(Stored entries)
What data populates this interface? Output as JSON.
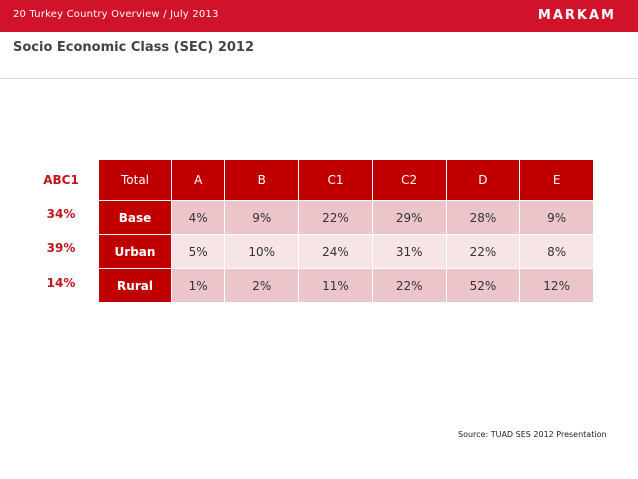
{
  "header": {
    "breadcrumb": "20  Turkey Country Overview / July 2013",
    "logo": "MARKAM"
  },
  "page_title": "Socio Economic Class (SEC) 2012",
  "side_column": {
    "header": "ABC1",
    "values": [
      "34%",
      "39%",
      "14%"
    ]
  },
  "table": {
    "columns": [
      "Total",
      "A",
      "B",
      "C1",
      "C2",
      "D",
      "E"
    ],
    "rows": [
      {
        "label": "Base",
        "cells": [
          "4%",
          "9%",
          "22%",
          "29%",
          "28%",
          "9%"
        ]
      },
      {
        "label": "Urban",
        "cells": [
          "5%",
          "10%",
          "24%",
          "31%",
          "22%",
          "8%"
        ]
      },
      {
        "label": "Rural",
        "cells": [
          "1%",
          "2%",
          "11%",
          "22%",
          "52%",
          "12%"
        ]
      }
    ]
  },
  "source": "Source: TUAD SES 2012 Presentation",
  "colors": {
    "brand_red": "#d0122a",
    "table_header_red": "#c00000",
    "abc1_text_red": "#c2161f",
    "cell_pink_dark": "#ecc5cb",
    "cell_pink_light": "#f7e4e7"
  }
}
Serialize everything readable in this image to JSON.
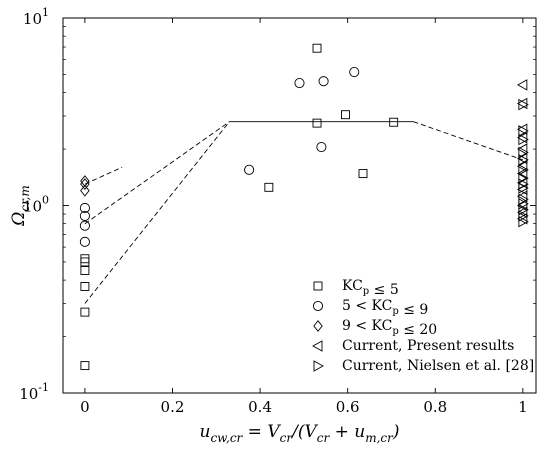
{
  "chart_data": {
    "type": "scatter",
    "title": "",
    "xlabel": "u_{cw,cr} = V_{cr}/(V_{cr} + u_{m,cr})",
    "ylabel": "Ω_{cr,m}",
    "xlim": [
      -0.05,
      1.03
    ],
    "ylim": [
      0.1,
      10
    ],
    "yscale": "log",
    "grid": false,
    "legend_position": "bottom-right",
    "x_ticks": [
      {
        "value": 0,
        "label": "0"
      },
      {
        "value": 0.2,
        "label": "0.2"
      },
      {
        "value": 0.4,
        "label": "0.4"
      },
      {
        "value": 0.6,
        "label": "0.6"
      },
      {
        "value": 0.8,
        "label": "0.8"
      },
      {
        "value": 1,
        "label": "1"
      }
    ],
    "y_ticks": [
      {
        "value": 0.1,
        "base": "10",
        "exp": "-1"
      },
      {
        "value": 1,
        "base": "10",
        "exp": "0"
      },
      {
        "value": 10,
        "base": "10",
        "exp": "1"
      }
    ],
    "series": [
      {
        "name": "KC_p ≤ 5",
        "marker": "square",
        "points": [
          [
            0,
            0.14
          ],
          [
            0,
            0.27
          ],
          [
            0,
            0.37
          ],
          [
            0,
            0.45
          ],
          [
            0,
            0.5
          ],
          [
            0,
            0.52
          ],
          [
            0.42,
            1.25
          ],
          [
            0.53,
            2.75
          ],
          [
            0.53,
            6.9
          ],
          [
            0.595,
            3.05
          ],
          [
            0.635,
            1.48
          ],
          [
            0.705,
            2.78
          ]
        ]
      },
      {
        "name": "5 < KC_p ≤ 9",
        "marker": "circle",
        "points": [
          [
            0,
            0.64
          ],
          [
            0,
            0.78
          ],
          [
            0,
            0.88
          ],
          [
            0,
            0.97
          ],
          [
            0.375,
            1.55
          ],
          [
            0.49,
            4.5
          ],
          [
            0.54,
            2.05
          ],
          [
            0.545,
            4.6
          ],
          [
            0.615,
            5.15
          ]
        ]
      },
      {
        "name": "9 < KC_p ≤ 20",
        "marker": "diamond",
        "points": [
          [
            0,
            1.2
          ],
          [
            0,
            1.3
          ],
          [
            0,
            1.35
          ]
        ]
      },
      {
        "name": "Current, Present results",
        "marker": "triangle-left",
        "points": [
          [
            1,
            0.85
          ],
          [
            1,
            0.92
          ],
          [
            1,
            1.0
          ],
          [
            1,
            1.12
          ],
          [
            1,
            1.22
          ],
          [
            1,
            1.32
          ],
          [
            1,
            1.48
          ],
          [
            1,
            1.62
          ],
          [
            1,
            1.78
          ],
          [
            1,
            2.0
          ],
          [
            1,
            2.3
          ],
          [
            1,
            2.55
          ],
          [
            1,
            3.5
          ],
          [
            1,
            4.4
          ]
        ]
      },
      {
        "name": "Current, Nielsen et al. [28]",
        "marker": "triangle-right",
        "points": [
          [
            1,
            0.82
          ],
          [
            1,
            0.88
          ],
          [
            1,
            0.95
          ],
          [
            1,
            1.02
          ],
          [
            1,
            1.08
          ],
          [
            1,
            1.24
          ],
          [
            1,
            1.3
          ],
          [
            1,
            1.4
          ],
          [
            1,
            1.55
          ],
          [
            1,
            1.75
          ],
          [
            1,
            1.92
          ],
          [
            1,
            2.25
          ],
          [
            1,
            2.5
          ],
          [
            1,
            3.45
          ]
        ]
      }
    ],
    "lines": [
      {
        "style": "dashed",
        "points": [
          [
            0,
            0.3
          ],
          [
            0.33,
            2.8
          ]
        ]
      },
      {
        "style": "dashed",
        "points": [
          [
            0,
            0.8
          ],
          [
            0.33,
            2.8
          ]
        ]
      },
      {
        "style": "dashed",
        "points": [
          [
            0,
            1.3
          ],
          [
            0.085,
            1.6
          ]
        ]
      },
      {
        "style": "solid",
        "points": [
          [
            0.33,
            2.8
          ],
          [
            0.75,
            2.8
          ]
        ]
      },
      {
        "style": "dashed",
        "points": [
          [
            0.75,
            2.8
          ],
          [
            1.0,
            1.75
          ]
        ]
      }
    ],
    "legend": [
      {
        "label": "KC_p ≤ 5",
        "marker": "square"
      },
      {
        "label": "5 < KC_p ≤ 9",
        "marker": "circle"
      },
      {
        "label": "9 < KC_p ≤ 20",
        "marker": "diamond"
      },
      {
        "label": "Current, Present results",
        "marker": "triangle-left"
      },
      {
        "label": "Current, Nielsen et al. [28]",
        "marker": "triangle-right"
      }
    ]
  }
}
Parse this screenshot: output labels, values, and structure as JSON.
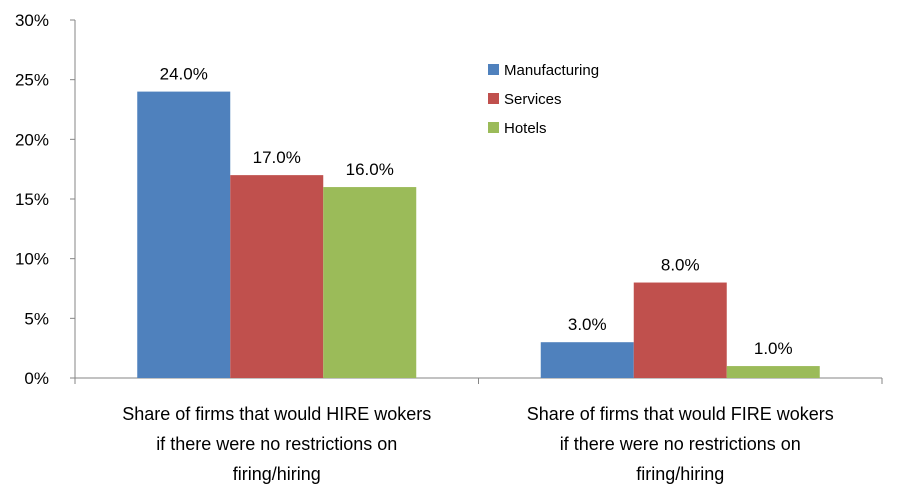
{
  "chart_data": {
    "type": "bar",
    "categories": [
      [
        "Share of firms that would HIRE wokers",
        "if there were no restrictions on",
        "firing/hiring"
      ],
      [
        "Share of firms that would FIRE  wokers",
        "if there were no restrictions on",
        "firing/hiring"
      ]
    ],
    "series": [
      {
        "name": "Manufacturing",
        "color": "#4F81BD",
        "values": [
          24.0,
          3.0
        ],
        "labels": [
          "24.0%",
          "3.0%"
        ]
      },
      {
        "name": "Services",
        "color": "#C0504D",
        "values": [
          17.0,
          8.0
        ],
        "labels": [
          "17.0%",
          "8.0%"
        ]
      },
      {
        "name": "Hotels",
        "color": "#9BBB59",
        "values": [
          16.0,
          1.0
        ],
        "labels": [
          "16.0%",
          "1.0%"
        ]
      }
    ],
    "y_ticks": [
      "0%",
      "5%",
      "10%",
      "15%",
      "20%",
      "25%",
      "30%"
    ],
    "ylim": [
      0,
      30
    ],
    "title": "",
    "xlabel": "",
    "ylabel": "",
    "grid": false,
    "legend_position": "top-right"
  }
}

_Prompt_.
Copy every record character for character. Skip the pictures.

_Reply_.
What data populates this interface? Output as JSON.
{
  "header": {
    "breadcrumb": "20  Turkey Country Overview / July 2013",
    "logo": "MARKAM"
  },
  "page_title": "Socio Economic Class (SEC) 2012",
  "side_column": {
    "header": "ABC1",
    "values": [
      "34%",
      "39%",
      "14%"
    ]
  },
  "table": {
    "columns": [
      "Total",
      "A",
      "B",
      "C1",
      "C2",
      "D",
      "E"
    ],
    "rows": [
      {
        "label": "Base",
        "cells": [
          "4%",
          "9%",
          "22%",
          "29%",
          "28%",
          "9%"
        ]
      },
      {
        "label": "Urban",
        "cells": [
          "5%",
          "10%",
          "24%",
          "31%",
          "22%",
          "8%"
        ]
      },
      {
        "label": "Rural",
        "cells": [
          "1%",
          "2%",
          "11%",
          "22%",
          "52%",
          "12%"
        ]
      }
    ]
  },
  "source": "Source: TUAD SES 2012 Presentation",
  "colors": {
    "brand_red": "#d0122a",
    "table_header_red": "#c00000",
    "abc1_text_red": "#c2161f",
    "cell_pink_dark": "#ecc5cb",
    "cell_pink_light": "#f7e4e7"
  }
}
Serialize everything readable in this image to JSON.
{
  "chart_data": {
    "type": "scatter",
    "title": "",
    "xlabel": "u_{cw,cr} = V_{cr}/(V_{cr} + u_{m,cr})",
    "ylabel": "Ω_{cr,m}",
    "xlim": [
      -0.05,
      1.03
    ],
    "ylim": [
      0.1,
      10
    ],
    "yscale": "log",
    "grid": false,
    "legend_position": "bottom-right",
    "x_ticks": [
      {
        "value": 0,
        "label": "0"
      },
      {
        "value": 0.2,
        "label": "0.2"
      },
      {
        "value": 0.4,
        "label": "0.4"
      },
      {
        "value": 0.6,
        "label": "0.6"
      },
      {
        "value": 0.8,
        "label": "0.8"
      },
      {
        "value": 1,
        "label": "1"
      }
    ],
    "y_ticks": [
      {
        "value": 0.1,
        "base": "10",
        "exp": "-1"
      },
      {
        "value": 1,
        "base": "10",
        "exp": "0"
      },
      {
        "value": 10,
        "base": "10",
        "exp": "1"
      }
    ],
    "series": [
      {
        "name": "KC_p ≤ 5",
        "marker": "square",
        "points": [
          [
            0,
            0.14
          ],
          [
            0,
            0.27
          ],
          [
            0,
            0.37
          ],
          [
            0,
            0.45
          ],
          [
            0,
            0.5
          ],
          [
            0,
            0.52
          ],
          [
            0.42,
            1.25
          ],
          [
            0.53,
            2.75
          ],
          [
            0.53,
            6.9
          ],
          [
            0.595,
            3.05
          ],
          [
            0.635,
            1.48
          ],
          [
            0.705,
            2.78
          ]
        ]
      },
      {
        "name": "5 < KC_p ≤ 9",
        "marker": "circle",
        "points": [
          [
            0,
            0.64
          ],
          [
            0,
            0.78
          ],
          [
            0,
            0.88
          ],
          [
            0,
            0.97
          ],
          [
            0.375,
            1.55
          ],
          [
            0.49,
            4.5
          ],
          [
            0.54,
            2.05
          ],
          [
            0.545,
            4.6
          ],
          [
            0.615,
            5.15
          ]
        ]
      },
      {
        "name": "9 < KC_p ≤ 20",
        "marker": "diamond",
        "points": [
          [
            0,
            1.2
          ],
          [
            0,
            1.3
          ],
          [
            0,
            1.35
          ]
        ]
      },
      {
        "name": "Current, Present results",
        "marker": "triangle-left",
        "points": [
          [
            1,
            0.85
          ],
          [
            1,
            0.92
          ],
          [
            1,
            1.0
          ],
          [
            1,
            1.12
          ],
          [
            1,
            1.22
          ],
          [
            1,
            1.32
          ],
          [
            1,
            1.48
          ],
          [
            1,
            1.62
          ],
          [
            1,
            1.78
          ],
          [
            1,
            2.0
          ],
          [
            1,
            2.3
          ],
          [
            1,
            2.55
          ],
          [
            1,
            3.5
          ],
          [
            1,
            4.4
          ]
        ]
      },
      {
        "name": "Current, Nielsen et al. [28]",
        "marker": "triangle-right",
        "points": [
          [
            1,
            0.82
          ],
          [
            1,
            0.88
          ],
          [
            1,
            0.95
          ],
          [
            1,
            1.02
          ],
          [
            1,
            1.08
          ],
          [
            1,
            1.24
          ],
          [
            1,
            1.3
          ],
          [
            1,
            1.4
          ],
          [
            1,
            1.55
          ],
          [
            1,
            1.75
          ],
          [
            1,
            1.92
          ],
          [
            1,
            2.25
          ],
          [
            1,
            2.5
          ],
          [
            1,
            3.45
          ]
        ]
      }
    ],
    "lines": [
      {
        "style": "dashed",
        "points": [
          [
            0,
            0.3
          ],
          [
            0.33,
            2.8
          ]
        ]
      },
      {
        "style": "dashed",
        "points": [
          [
            0,
            0.8
          ],
          [
            0.33,
            2.8
          ]
        ]
      },
      {
        "style": "dashed",
        "points": [
          [
            0,
            1.3
          ],
          [
            0.085,
            1.6
          ]
        ]
      },
      {
        "style": "solid",
        "points": [
          [
            0.33,
            2.8
          ],
          [
            0.75,
            2.8
          ]
        ]
      },
      {
        "style": "dashed",
        "points": [
          [
            0.75,
            2.8
          ],
          [
            1.0,
            1.75
          ]
        ]
      }
    ],
    "legend": [
      {
        "label": "KC_p ≤ 5",
        "marker": "square"
      },
      {
        "label": "5 < KC_p ≤ 9",
        "marker": "circle"
      },
      {
        "label": "9 < KC_p ≤ 20",
        "marker": "diamond"
      },
      {
        "label": "Current, Present results",
        "marker": "triangle-left"
      },
      {
        "label": "Current, Nielsen et al. [28]",
        "marker": "triangle-right"
      }
    ]
  }
}
Parse this screenshot: output labels, values, and structure as JSON.
{
  "chart_data": {
    "type": "bar",
    "categories": [
      [
        "Share of firms that would HIRE wokers",
        "if there were no restrictions on",
        "firing/hiring"
      ],
      [
        "Share of firms that would FIRE  wokers",
        "if there were no restrictions on",
        "firing/hiring"
      ]
    ],
    "series": [
      {
        "name": "Manufacturing",
        "color": "#4F81BD",
        "values": [
          24.0,
          3.0
        ],
        "labels": [
          "24.0%",
          "3.0%"
        ]
      },
      {
        "name": "Services",
        "color": "#C0504D",
        "values": [
          17.0,
          8.0
        ],
        "labels": [
          "17.0%",
          "8.0%"
        ]
      },
      {
        "name": "Hotels",
        "color": "#9BBB59",
        "values": [
          16.0,
          1.0
        ],
        "labels": [
          "16.0%",
          "1.0%"
        ]
      }
    ],
    "y_ticks": [
      "0%",
      "5%",
      "10%",
      "15%",
      "20%",
      "25%",
      "30%"
    ],
    "ylim": [
      0,
      30
    ],
    "title": "",
    "xlabel": "",
    "ylabel": "",
    "grid": false,
    "legend_position": "top-right"
  }
}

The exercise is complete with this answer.